• _Work instructions_
Look through the material below. Copy every line with the string "Fruit" in it.

• _Supplied data_

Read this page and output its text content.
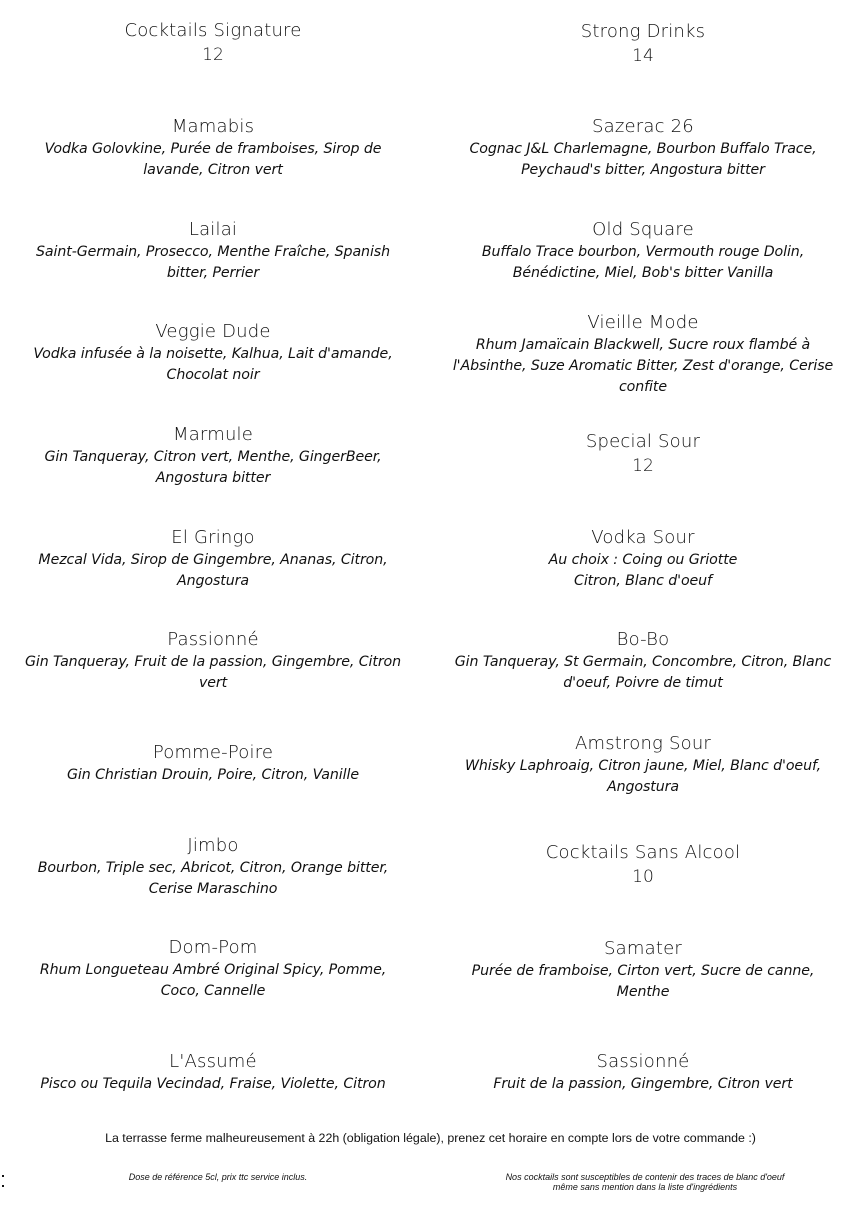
Cocktails Signature

12

Mamabis

Vodka Golovkine, Purée de framboises, Sirop de lavande, Citron vert

Lailai

Saint-Germain, Prosecco, Menthe Fraîche, Spanish bitter, Perrier

Veggie Dude

Vodka infusée à la noisette, Kalhua, Lait d'amande, Chocolat noir

Marmule

Gin Tanqueray, Citron vert, Menthe, GingerBeer, Angostura bitter

El Gringo

Mezcal Vida, Sirop de Gingembre, Ananas, Citron, Angostura

Passionné

Gin Tanqueray, Fruit de la passion, Gingembre, Citron vert

Pomme-Poire

Gin Christian Drouin, Poire, Citron, Vanille

Jimbo

Bourbon, Triple sec, Abricot, Citron, Orange bitter, Cerise Maraschino

Dom-Pom

Rhum Longueteau Ambré Original Spicy, Pomme, Coco, Cannelle

L'Assumé

Pisco ou Tequila Vecindad, Fraise, Violette, Citron

Strong Drinks

14

Sazerac 26

Cognac J&L Charlemagne, Bourbon Buffalo Trace, Peychaud's bitter, Angostura bitter

Old Square

Buffalo Trace bourbon, Vermouth rouge Dolin, Bénédictine, Miel, Bob's bitter Vanilla

Vieille Mode

Rhum Jamaïcain Blackwell, Sucre roux flambé à l'Absinthe, Suze Aromatic Bitter, Zest d'orange, Cerise confite

Special Sour

12

Vodka Sour

Au choix : Coing ou Griotte

Citron, Blanc d'oeuf

Bo-Bo

Gin Tanqueray, St Germain, Concombre, Citron, Blanc d'oeuf, Poivre de timut

Amstrong Sour

Whisky Laphroaig, Citron jaune, Miel, Blanc d'oeuf, Angostura

Cocktails Sans Alcool

10

Samater

Purée de framboise, Cirton vert, Sucre de canne, Menthe

Sassionné

Fruit de la passion, Gingembre, Citron vert

La terrasse ferme malheureusement à 22h (obligation légale), prenez cet horaire en compte lors de votre commande :)
Dose de référence 5cl, prix ttc service inclus.	Nos cocktails sont susceptibles de contenir des traces de blanc d'oeuf
même sans mention dans la liste d'ingrédients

• _Correct answer_
Gin Tanqueray, Fruit de la passion, Gingembre, Citron vert
Fruit de la passion, Gingembre, Citron vert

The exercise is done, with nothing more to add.